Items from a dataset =
________________________

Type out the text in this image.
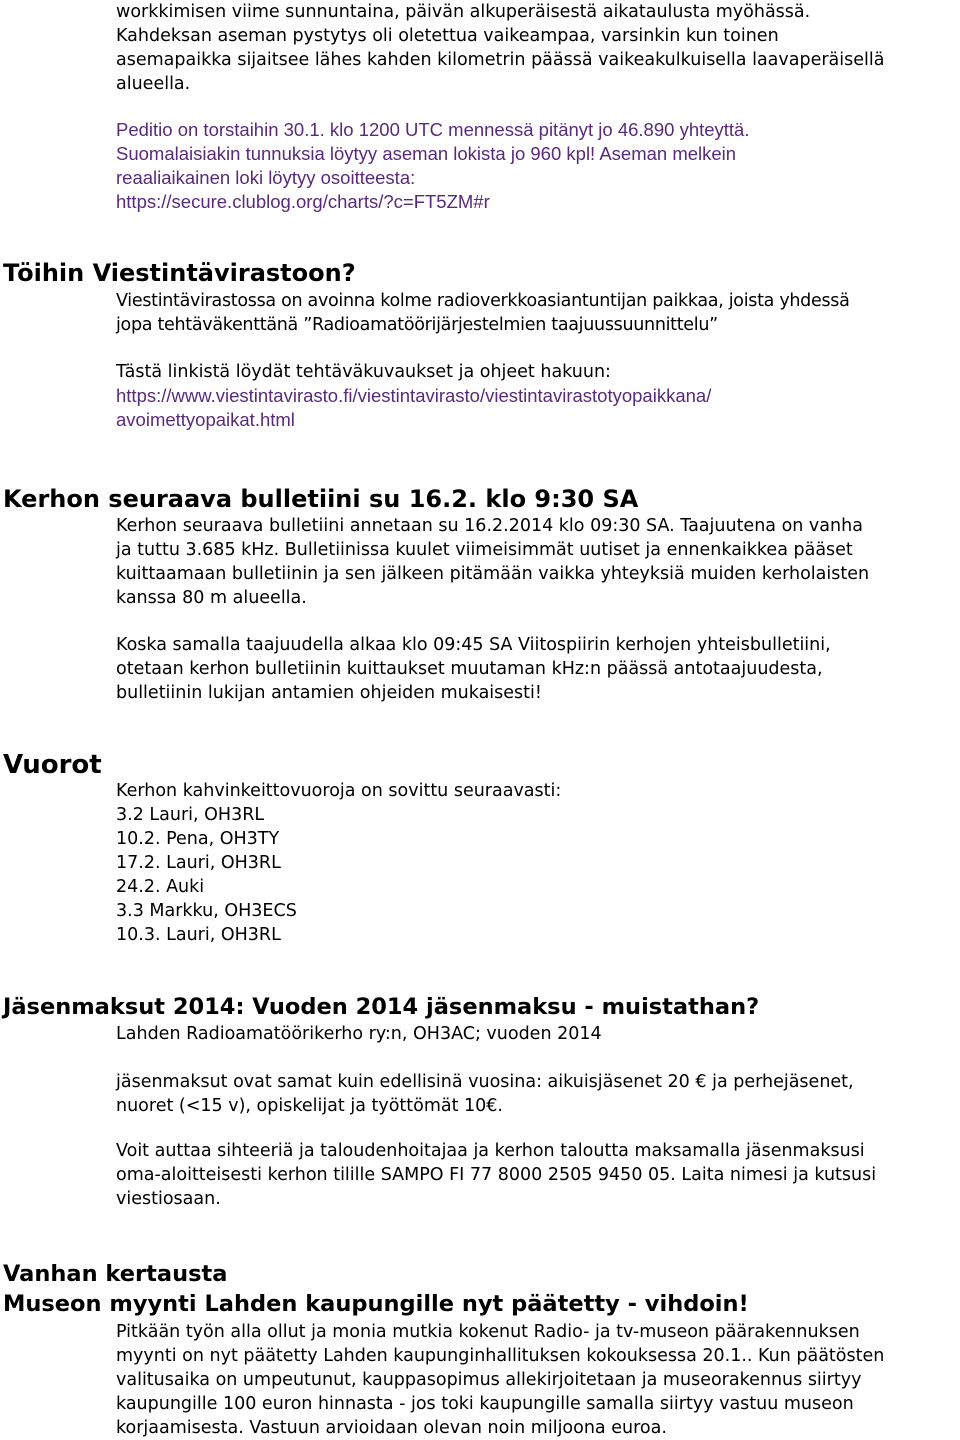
workkimisen viime sunnuntaina, päivän alkuperäisestä aikataulusta myöhässä.
Kahdeksan aseman pystytys oli oletettua vaikeampaa, varsinkin kun toinen
asemapaikka sijaitsee lähes kahden kilometrin päässä vaikeakulkuisella laavaperäisellä
alueella.

Peditio on torstaihin 30.1. klo 1200 UTC mennessä pitänyt jo 46.890 yhteyttä.
Suomalaisiakin tunnuksia löytyy aseman lokista jo 960 kpl! Aseman melkein
reaaliaikainen loki löytyy osoitteesta:
https://secure.clublog.org/charts/?c=FT5ZM#r

Töihin Viestintävirastoon?

Viestintävirastossa on avoinna kolme radioverkkoasiantuntijan paikkaa, joista yhdessä
jopa tehtäväkenttänä ”Radioamatöörijärjestelmien taajuussuunnittelu”

Tästä linkistä löydät tehtäväkuvaukset ja ohjeet hakuun:

https://www.viestintavirasto.fi/viestintavirasto/viestintavirastotyopaikkana/
avoimettyopaikat.html

Kerhon seuraava bulletiini su 16.2. klo 9:30 SA

Kerhon seuraava bulletiini annetaan su 16.2.2014 klo 09:30 SA. Taajuutena on vanha
ja tuttu 3.685 kHz. Bulletiinissa kuulet viimeisimmät uutiset ja ennenkaikkea pääset
kuittaamaan bulletiinin ja sen jälkeen pitämään vaikka yhteyksiä muiden kerholaisten
kanssa 80 m alueella.

Koska samalla taajuudella alkaa klo 09:45 SA Viitospiirin kerhojen yhteisbulletiini,
otetaan kerhon bulletiinin kuittaukset muutaman kHz:n päässä antotaajuudesta,
bulletiinin lukijan antamien ohjeiden mukaisesti!

Vuorot

Kerhon kahvinkeittovuoroja on sovittu seuraavasti:

3.2 Lauri, OH3RL
10.2. Pena, OH3TY
17.2. Lauri, OH3RL
24.2. Auki
3.3 Markku, OH3ECS
10.3. Lauri, OH3RL
Jäsenmaksut 2014: Vuoden 2014 jäsenmaksu - muistathan?

Lahden Radioamatöörikerho ry:n, OH3AC; vuoden 2014

jäsenmaksut ovat samat kuin edellisinä vuosina: aikuisjäsenet 20 € ja perhejäsenet,
nuoret (<15 v), opiskelijat ja työttömät 10€.

Voit auttaa sihteeriä ja taloudenhoitajaa ja kerhon taloutta maksamalla jäsenmaksusi
oma-aloitteisesti kerhon tilille SAMPO FI 77 8000 2505 9450 05. Laita nimesi ja kutsusi
viestiosaan.

Vanhan kertausta
Museon myynti Lahden kaupungille nyt päätetty - vihdoin!

Pitkään työn alla ollut ja monia mutkia kokenut Radio- ja tv-museon päärakennuksen
myynti on nyt päätetty Lahden kaupunginhallituksen kokouksessa 20.1.. Kun päätösten
valitusaika on umpeutunut, kauppasopimus allekirjoitetaan ja museorakennus siirtyy
kaupungille 100 euron hinnasta - jos toki kaupungille samalla siirtyy vastuu museon
korjaamisesta. Vastuun arvioidaan olevan noin miljoona euroa.
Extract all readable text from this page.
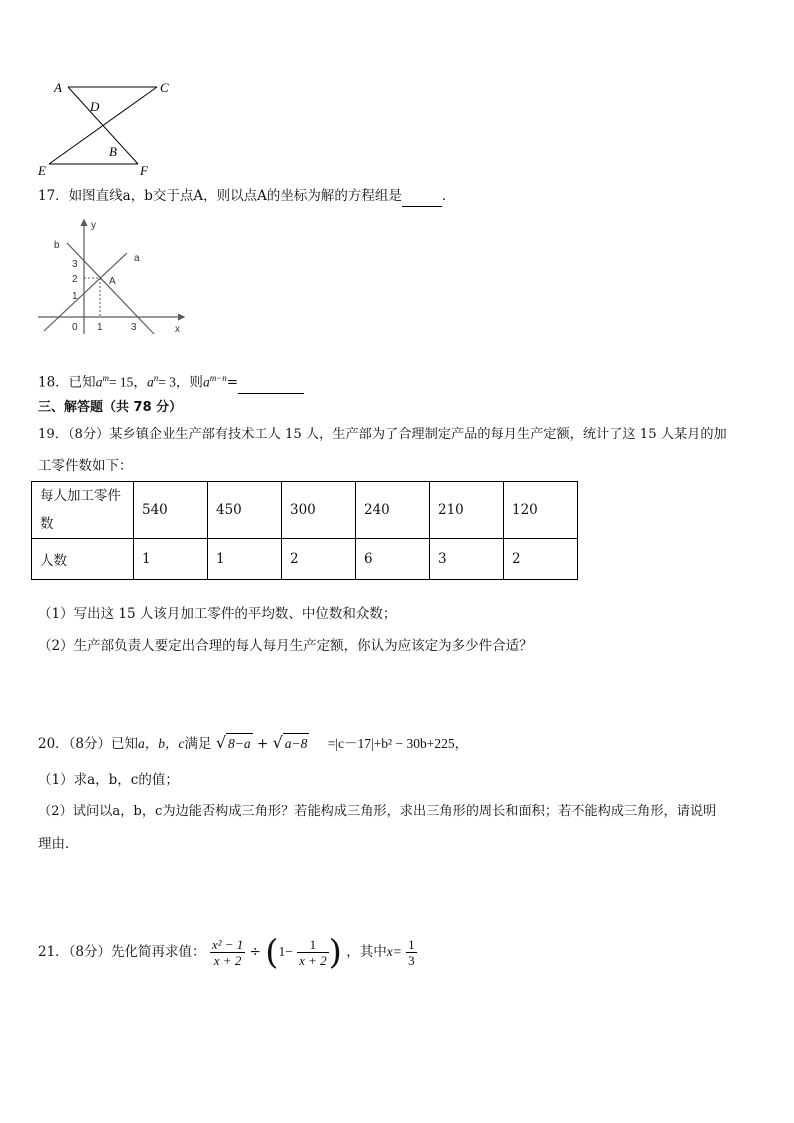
A	C
D
B
E	F
17．如图直线a，b交于点A，则以点A的坐标为解的方程组是	．
b
y
a
3
2
1
A
0 1	3	x
18．已知$a^m= 15$，$a^n= 3$，则$a^{m-n}=$
三、解答题（共 78 分）
19．（8分）某乡镇企业生产部有技术工人 15 人，生产部为了合理制定产品的每月生产定额，统计了这 15 人某月的加
工零件数如下：
每人加工零件数	540	450	300	240	210	120
人数	1	1	2	6	3	2
（1）写出这 15 人该月加工零件的平均数、中位数和众数；
（2）生产部负责人要定出合理的每人每月生产定额，你认为应该定为多少件合适？
20．（8分）已知a，b，c满足 √ 8−a + √ a−8 =|c－17|+b² − 30b+225，
（1）求a，b，c的值；
（2）试问以a，b，c为边能否构成三角形？若能构成三角形，求出三角形的周长和面积；若不能构成三角形，请说明
理由．
21．（8分）先化简再求值： $\frac{\text{x² − 1}}{x + 2} \div (1- \frac{1}{x + 2}$ ) ，其中$x= \frac{1}{3}$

________________________

EXERCISE = Of the lines in this data, how many contain "Lauri"? Reply with only the number.

TASK RESPONSE = 3